▶ [Exercise goal]
Print the lines of the data below verbatim, starting at the first line and ending with the line that contains "indicator-cell-line: заключенного — [508, 808, 560, 819]", both included.

▶ [Exercise materials]
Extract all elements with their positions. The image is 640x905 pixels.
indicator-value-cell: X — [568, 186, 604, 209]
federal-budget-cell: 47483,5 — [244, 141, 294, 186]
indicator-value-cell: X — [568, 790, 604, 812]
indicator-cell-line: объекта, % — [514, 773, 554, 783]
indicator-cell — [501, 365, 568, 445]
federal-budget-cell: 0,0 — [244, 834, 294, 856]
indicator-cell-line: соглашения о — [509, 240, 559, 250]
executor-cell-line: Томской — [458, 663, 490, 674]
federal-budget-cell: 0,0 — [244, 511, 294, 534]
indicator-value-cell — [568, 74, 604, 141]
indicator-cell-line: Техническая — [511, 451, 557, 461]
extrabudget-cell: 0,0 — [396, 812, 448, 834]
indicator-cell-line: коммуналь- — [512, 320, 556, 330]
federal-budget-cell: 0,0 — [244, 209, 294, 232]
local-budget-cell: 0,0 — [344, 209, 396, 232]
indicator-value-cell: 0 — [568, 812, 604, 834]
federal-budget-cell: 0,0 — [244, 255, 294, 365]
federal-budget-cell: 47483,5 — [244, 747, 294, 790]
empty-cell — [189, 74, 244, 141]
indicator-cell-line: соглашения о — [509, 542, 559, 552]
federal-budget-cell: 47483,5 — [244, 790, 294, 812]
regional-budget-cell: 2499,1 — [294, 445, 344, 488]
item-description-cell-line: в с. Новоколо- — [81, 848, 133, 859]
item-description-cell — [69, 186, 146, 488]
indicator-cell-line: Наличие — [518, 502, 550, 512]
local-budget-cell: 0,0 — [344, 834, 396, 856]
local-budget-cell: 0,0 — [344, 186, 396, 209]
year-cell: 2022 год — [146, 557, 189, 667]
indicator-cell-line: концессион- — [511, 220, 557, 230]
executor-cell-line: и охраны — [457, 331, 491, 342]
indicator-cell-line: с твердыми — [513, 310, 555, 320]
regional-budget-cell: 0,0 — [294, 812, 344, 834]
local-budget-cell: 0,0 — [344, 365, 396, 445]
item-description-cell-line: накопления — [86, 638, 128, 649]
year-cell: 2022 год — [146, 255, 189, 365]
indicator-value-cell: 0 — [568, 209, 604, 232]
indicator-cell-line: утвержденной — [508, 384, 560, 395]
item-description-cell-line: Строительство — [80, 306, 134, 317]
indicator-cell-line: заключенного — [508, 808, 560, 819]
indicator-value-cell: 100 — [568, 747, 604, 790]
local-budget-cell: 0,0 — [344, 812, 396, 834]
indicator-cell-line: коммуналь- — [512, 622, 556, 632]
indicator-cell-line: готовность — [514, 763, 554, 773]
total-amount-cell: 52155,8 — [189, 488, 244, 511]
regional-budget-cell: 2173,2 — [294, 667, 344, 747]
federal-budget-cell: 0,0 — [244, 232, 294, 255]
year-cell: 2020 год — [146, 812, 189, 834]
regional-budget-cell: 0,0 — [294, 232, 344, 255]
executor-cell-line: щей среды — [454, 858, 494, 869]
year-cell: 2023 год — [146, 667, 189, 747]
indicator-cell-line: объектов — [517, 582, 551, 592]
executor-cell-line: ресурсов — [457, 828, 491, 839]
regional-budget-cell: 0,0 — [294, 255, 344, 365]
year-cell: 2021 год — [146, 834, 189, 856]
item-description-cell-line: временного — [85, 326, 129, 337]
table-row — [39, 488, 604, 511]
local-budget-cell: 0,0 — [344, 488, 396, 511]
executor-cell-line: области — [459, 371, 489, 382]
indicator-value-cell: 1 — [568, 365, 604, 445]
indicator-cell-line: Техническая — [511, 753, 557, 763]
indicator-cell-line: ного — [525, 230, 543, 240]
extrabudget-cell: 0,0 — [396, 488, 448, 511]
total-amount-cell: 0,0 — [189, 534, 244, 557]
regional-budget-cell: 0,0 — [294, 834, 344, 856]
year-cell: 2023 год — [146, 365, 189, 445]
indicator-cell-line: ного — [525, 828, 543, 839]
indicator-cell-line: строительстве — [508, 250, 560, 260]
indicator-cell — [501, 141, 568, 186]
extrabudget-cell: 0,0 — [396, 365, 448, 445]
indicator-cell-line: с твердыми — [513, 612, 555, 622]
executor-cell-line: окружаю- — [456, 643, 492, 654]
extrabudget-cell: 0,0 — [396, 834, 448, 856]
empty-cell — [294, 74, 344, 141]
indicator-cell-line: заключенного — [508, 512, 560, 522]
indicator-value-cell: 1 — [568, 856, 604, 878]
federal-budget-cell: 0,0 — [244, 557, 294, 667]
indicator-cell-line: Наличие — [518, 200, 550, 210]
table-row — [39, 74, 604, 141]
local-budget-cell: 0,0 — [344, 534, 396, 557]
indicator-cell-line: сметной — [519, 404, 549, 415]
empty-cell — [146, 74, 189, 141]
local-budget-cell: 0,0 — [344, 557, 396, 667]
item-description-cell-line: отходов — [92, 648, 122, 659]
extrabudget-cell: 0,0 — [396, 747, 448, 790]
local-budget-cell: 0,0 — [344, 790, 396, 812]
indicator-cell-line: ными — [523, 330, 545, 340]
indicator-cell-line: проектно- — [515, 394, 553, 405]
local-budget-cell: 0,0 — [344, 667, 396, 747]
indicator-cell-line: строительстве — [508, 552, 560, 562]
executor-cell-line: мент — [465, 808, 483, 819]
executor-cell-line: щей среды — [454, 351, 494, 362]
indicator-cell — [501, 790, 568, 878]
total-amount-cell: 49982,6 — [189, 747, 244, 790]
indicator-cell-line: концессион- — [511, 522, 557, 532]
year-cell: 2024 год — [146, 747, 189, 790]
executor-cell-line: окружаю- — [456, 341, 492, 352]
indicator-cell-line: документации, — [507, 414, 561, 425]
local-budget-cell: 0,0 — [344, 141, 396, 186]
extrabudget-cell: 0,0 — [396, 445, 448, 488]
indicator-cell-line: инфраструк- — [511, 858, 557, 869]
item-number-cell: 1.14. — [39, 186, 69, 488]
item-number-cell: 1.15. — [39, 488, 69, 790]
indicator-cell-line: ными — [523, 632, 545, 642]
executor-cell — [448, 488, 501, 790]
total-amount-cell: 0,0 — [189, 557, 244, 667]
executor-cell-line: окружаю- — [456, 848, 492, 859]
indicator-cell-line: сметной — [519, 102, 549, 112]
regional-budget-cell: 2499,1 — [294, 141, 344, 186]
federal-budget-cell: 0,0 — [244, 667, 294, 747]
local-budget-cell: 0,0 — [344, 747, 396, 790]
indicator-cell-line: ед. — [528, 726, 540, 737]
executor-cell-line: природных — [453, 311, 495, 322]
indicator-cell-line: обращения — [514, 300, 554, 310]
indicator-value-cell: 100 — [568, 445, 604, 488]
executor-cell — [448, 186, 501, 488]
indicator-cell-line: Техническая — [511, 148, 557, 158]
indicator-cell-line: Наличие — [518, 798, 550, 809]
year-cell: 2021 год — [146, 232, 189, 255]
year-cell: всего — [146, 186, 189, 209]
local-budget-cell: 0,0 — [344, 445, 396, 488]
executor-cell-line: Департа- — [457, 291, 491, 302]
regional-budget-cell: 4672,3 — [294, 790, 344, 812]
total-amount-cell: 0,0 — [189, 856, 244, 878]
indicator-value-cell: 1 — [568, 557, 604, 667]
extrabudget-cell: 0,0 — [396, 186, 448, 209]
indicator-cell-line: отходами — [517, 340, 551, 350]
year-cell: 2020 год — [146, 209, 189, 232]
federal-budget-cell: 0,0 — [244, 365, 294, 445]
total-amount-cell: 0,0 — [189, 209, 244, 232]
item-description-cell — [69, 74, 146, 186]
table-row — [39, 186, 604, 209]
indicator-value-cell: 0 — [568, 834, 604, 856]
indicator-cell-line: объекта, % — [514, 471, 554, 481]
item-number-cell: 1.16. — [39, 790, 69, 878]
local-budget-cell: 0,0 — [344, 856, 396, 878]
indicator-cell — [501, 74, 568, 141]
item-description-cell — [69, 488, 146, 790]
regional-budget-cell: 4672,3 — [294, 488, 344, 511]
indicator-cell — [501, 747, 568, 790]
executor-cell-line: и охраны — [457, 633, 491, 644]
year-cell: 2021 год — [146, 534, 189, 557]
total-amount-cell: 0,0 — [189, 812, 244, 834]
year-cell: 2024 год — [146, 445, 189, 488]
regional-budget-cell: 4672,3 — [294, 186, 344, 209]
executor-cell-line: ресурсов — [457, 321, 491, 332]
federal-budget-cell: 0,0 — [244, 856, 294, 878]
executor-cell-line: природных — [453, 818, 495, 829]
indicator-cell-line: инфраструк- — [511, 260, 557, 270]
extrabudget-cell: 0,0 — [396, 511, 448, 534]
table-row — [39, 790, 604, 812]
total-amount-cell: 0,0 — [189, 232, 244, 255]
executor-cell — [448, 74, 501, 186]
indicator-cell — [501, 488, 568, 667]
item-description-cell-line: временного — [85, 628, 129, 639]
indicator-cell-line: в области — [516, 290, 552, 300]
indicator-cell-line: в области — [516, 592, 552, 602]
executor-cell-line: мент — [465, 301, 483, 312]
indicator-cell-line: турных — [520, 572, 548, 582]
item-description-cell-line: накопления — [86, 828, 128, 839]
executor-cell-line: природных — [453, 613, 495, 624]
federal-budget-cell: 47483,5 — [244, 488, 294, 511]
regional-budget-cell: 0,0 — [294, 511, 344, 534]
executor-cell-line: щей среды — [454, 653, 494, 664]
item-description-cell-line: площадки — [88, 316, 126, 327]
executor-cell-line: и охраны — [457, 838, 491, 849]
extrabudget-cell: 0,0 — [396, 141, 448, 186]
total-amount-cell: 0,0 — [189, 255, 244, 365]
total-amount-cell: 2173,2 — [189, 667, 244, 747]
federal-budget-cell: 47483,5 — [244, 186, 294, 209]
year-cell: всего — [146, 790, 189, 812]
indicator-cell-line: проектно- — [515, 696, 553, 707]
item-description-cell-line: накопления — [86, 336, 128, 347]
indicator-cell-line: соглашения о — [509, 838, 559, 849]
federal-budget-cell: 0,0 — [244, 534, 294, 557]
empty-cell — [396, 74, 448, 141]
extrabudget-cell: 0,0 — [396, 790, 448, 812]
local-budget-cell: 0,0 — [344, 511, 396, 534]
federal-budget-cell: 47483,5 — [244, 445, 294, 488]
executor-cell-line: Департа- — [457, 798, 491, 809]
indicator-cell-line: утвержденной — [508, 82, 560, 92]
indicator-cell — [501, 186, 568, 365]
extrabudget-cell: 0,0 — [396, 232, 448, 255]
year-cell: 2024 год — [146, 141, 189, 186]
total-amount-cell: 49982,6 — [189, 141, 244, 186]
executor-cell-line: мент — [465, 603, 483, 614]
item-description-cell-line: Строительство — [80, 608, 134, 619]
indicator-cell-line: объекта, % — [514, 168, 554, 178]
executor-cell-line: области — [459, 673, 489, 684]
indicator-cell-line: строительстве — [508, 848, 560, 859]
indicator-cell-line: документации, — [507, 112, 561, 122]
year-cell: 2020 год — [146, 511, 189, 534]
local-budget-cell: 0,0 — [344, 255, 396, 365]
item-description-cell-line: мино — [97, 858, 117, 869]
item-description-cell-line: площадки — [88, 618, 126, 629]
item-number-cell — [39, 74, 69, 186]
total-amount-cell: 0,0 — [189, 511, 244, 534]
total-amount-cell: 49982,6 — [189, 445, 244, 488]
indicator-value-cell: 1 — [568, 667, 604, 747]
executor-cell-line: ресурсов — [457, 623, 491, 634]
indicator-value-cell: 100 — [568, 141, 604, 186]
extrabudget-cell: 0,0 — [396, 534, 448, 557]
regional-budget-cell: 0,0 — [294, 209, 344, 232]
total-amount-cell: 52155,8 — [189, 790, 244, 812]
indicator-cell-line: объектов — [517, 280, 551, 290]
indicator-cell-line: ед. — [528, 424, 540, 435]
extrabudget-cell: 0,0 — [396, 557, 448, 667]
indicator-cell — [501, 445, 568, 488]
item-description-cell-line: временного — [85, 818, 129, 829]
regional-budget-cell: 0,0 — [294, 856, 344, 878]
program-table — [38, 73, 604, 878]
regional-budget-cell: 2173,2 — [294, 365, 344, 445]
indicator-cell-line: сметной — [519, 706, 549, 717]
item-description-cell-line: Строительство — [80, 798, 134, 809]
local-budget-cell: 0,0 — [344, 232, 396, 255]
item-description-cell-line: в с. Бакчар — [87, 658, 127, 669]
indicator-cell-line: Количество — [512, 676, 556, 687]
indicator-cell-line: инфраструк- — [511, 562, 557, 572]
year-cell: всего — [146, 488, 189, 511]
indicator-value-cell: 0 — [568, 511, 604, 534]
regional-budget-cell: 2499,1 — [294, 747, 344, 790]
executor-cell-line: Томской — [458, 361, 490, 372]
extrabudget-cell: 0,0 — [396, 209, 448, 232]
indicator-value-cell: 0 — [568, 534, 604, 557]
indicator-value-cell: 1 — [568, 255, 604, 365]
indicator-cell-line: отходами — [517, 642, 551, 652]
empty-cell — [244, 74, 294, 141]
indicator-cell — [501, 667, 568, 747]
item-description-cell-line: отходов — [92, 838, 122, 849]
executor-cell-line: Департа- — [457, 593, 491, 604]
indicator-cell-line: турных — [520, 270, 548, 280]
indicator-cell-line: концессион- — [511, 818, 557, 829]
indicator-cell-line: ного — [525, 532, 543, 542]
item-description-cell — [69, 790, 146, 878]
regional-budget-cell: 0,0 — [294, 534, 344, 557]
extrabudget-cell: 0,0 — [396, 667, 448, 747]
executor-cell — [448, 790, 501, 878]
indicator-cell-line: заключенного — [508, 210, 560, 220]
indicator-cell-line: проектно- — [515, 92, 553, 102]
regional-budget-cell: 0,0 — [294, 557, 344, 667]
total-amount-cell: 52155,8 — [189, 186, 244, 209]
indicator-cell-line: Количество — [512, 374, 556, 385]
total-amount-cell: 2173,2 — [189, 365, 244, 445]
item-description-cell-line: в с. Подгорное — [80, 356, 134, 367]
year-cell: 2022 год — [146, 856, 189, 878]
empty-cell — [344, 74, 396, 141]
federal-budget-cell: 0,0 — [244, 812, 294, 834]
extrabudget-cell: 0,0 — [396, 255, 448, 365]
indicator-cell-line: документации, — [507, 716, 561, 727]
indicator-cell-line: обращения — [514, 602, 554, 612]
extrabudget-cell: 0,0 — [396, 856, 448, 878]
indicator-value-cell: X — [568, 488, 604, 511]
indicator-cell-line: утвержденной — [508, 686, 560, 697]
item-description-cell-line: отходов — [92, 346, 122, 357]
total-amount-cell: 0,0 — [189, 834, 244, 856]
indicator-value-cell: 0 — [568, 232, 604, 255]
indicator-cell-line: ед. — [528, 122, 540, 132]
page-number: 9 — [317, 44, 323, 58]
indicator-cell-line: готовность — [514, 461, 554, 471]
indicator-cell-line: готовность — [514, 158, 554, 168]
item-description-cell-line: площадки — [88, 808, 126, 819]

▶ [Response to the task]
Extract all elements with their positions. The image is 640x905 pixels.
indicator-value-cell: X — [568, 186, 604, 209]
federal-budget-cell: 47483,5 — [244, 141, 294, 186]
indicator-value-cell: X — [568, 790, 604, 812]
indicator-cell-line: объекта, % — [514, 773, 554, 783]
indicator-cell — [501, 365, 568, 445]
federal-budget-cell: 0,0 — [244, 834, 294, 856]
indicator-cell-line: соглашения о — [509, 240, 559, 250]
executor-cell-line: Томской — [458, 663, 490, 674]
federal-budget-cell: 0,0 — [244, 511, 294, 534]
indicator-value-cell — [568, 74, 604, 141]
indicator-cell-line: Техническая — [511, 451, 557, 461]
extrabudget-cell: 0,0 — [396, 812, 448, 834]
indicator-cell-line: коммуналь- — [512, 320, 556, 330]
federal-budget-cell: 0,0 — [244, 209, 294, 232]
local-budget-cell: 0,0 — [344, 209, 396, 232]
indicator-value-cell: 0 — [568, 812, 604, 834]
federal-budget-cell: 0,0 — [244, 255, 294, 365]
federal-budget-cell: 47483,5 — [244, 747, 294, 790]
empty-cell — [189, 74, 244, 141]
indicator-cell-line: соглашения о — [509, 542, 559, 552]
federal-budget-cell: 47483,5 — [244, 790, 294, 812]
regional-budget-cell: 2499,1 — [294, 445, 344, 488]
item-description-cell-line: в с. Новоколо- — [81, 848, 133, 859]
item-description-cell — [69, 186, 146, 488]
indicator-cell-line: Наличие — [518, 502, 550, 512]
local-budget-cell: 0,0 — [344, 834, 396, 856]
local-budget-cell: 0,0 — [344, 186, 396, 209]
year-cell: 2022 год — [146, 557, 189, 667]
indicator-cell-line: концессион- — [511, 220, 557, 230]
executor-cell-line: и охраны — [457, 331, 491, 342]
indicator-cell-line: с твердыми — [513, 310, 555, 320]
regional-budget-cell: 0,0 — [294, 812, 344, 834]
local-budget-cell: 0,0 — [344, 365, 396, 445]
item-description-cell-line: накопления — [86, 638, 128, 649]
year-cell: 2022 год — [146, 255, 189, 365]
indicator-value-cell: 0 — [568, 209, 604, 232]
indicator-cell-line: утвержденной — [508, 384, 560, 395]
item-description-cell-line: Строительство — [80, 306, 134, 317]
indicator-cell-line: заключенного — [508, 808, 560, 819]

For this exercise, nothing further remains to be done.